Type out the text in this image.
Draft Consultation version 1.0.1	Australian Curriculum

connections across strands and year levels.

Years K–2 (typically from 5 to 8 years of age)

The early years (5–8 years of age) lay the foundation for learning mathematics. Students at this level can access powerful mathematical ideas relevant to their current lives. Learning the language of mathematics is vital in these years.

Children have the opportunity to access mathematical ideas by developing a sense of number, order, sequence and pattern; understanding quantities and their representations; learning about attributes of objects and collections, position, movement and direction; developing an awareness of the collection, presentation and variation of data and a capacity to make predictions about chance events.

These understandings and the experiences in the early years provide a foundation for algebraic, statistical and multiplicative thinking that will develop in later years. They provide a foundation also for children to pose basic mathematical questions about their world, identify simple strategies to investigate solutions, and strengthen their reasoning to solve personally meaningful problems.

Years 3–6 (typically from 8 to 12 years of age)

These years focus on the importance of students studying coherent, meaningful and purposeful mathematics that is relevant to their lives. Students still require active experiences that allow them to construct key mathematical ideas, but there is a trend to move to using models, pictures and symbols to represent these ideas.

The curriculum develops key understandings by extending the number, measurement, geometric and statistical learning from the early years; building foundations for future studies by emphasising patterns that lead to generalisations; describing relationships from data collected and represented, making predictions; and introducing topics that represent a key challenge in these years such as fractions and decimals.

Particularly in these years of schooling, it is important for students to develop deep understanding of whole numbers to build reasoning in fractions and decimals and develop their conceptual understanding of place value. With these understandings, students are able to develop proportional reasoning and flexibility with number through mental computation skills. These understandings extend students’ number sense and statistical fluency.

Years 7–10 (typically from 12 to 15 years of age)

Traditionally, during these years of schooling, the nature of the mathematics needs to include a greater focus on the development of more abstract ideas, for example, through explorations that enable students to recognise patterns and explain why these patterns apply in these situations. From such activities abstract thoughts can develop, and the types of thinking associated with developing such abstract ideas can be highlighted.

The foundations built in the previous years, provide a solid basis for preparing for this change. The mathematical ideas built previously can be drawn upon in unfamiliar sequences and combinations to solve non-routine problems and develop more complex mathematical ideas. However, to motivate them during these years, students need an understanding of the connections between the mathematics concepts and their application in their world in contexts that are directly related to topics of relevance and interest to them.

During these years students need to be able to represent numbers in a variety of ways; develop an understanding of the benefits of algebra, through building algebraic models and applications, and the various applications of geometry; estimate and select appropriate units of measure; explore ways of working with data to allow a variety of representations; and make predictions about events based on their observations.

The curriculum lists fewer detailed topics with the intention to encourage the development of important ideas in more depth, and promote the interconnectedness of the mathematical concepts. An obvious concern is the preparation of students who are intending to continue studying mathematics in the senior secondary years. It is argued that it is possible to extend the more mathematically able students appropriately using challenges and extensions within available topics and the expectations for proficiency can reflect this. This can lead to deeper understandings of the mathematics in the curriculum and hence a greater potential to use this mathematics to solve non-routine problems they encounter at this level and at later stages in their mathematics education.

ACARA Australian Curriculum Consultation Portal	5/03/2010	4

□ □ □ □ □

Objective: All of the lines above need to be given again exactly.

The response:
Type out the text in this image.
Draft Consultation version 1.0.1	Australian Curriculum

connections across strands and year levels.

Years K–2 (typically from 5 to 8 years of age)

The early years (5–8 years of age) lay the foundation for learning mathematics. Students at this level can access powerful mathematical ideas relevant to their current lives. Learning the language of mathematics is vital in these years.

Children have the opportunity to access mathematical ideas by developing a sense of number, order, sequence and pattern; understanding quantities and their representations; learning about attributes of objects and collections, position, movement and direction; developing an awareness of the collection, presentation and variation of data and a capacity to make predictions about chance events.

These understandings and the experiences in the early years provide a foundation for algebraic, statistical and multiplicative thinking that will develop in later years. They provide a foundation also for children to pose basic mathematical questions about their world, identify simple strategies to investigate solutions, and strengthen their reasoning to solve personally meaningful problems.

Years 3–6 (typically from 8 to 12 years of age)

These years focus on the importance of students studying coherent, meaningful and purposeful mathematics that is relevant to their lives. Students still require active experiences that allow them to construct key mathematical ideas, but there is a trend to move to using models, pictures and symbols to represent these ideas.

The curriculum develops key understandings by extending the number, measurement, geometric and statistical learning from the early years; building foundations for future studies by emphasising patterns that lead to generalisations; describing relationships from data collected and represented, making predictions; and introducing topics that represent a key challenge in these years such as fractions and decimals.

Particularly in these years of schooling, it is important for students to develop deep understanding of whole numbers to build reasoning in fractions and decimals and develop their conceptual understanding of place value. With these understandings, students are able to develop proportional reasoning and flexibility with number through mental computation skills. These understandings extend students’ number sense and statistical fluency.

Years 7–10 (typically from 12 to 15 years of age)

Traditionally, during these years of schooling, the nature of the mathematics needs to include a greater focus on the development of more abstract ideas, for example, through explorations that enable students to recognise patterns and explain why these patterns apply in these situations. From such activities abstract thoughts can develop, and the types of thinking associated with developing such abstract ideas can be highlighted.

The foundations built in the previous years, provide a solid basis for preparing for this change. The mathematical ideas built previously can be drawn upon in unfamiliar sequences and combinations to solve non-routine problems and develop more complex mathematical ideas. However, to motivate them during these years, students need an understanding of the connections between the mathematics concepts and their application in their world in contexts that are directly related to topics of relevance and interest to them.

During these years students need to be able to represent numbers in a variety of ways; develop an understanding of the benefits of algebra, through building algebraic models and applications, and the various applications of geometry; estimate and select appropriate units of measure; explore ways of working with data to allow a variety of representations; and make predictions about events based on their observations.

The curriculum lists fewer detailed topics with the intention to encourage the development of important ideas in more depth, and promote the interconnectedness of the mathematical concepts. An obvious concern is the preparation of students who are intending to continue studying mathematics in the senior secondary years. It is argued that it is possible to extend the more mathematically able students appropriately using challenges and extensions within available topics and the expectations for proficiency can reflect this. This can lead to deeper understandings of the mathematics in the curriculum and hence a greater potential to use this mathematics to solve non-routine problems they encounter at this level and at later stages in their mathematics education.

ACARA Australian Curriculum Consultation Portal	5/03/2010	4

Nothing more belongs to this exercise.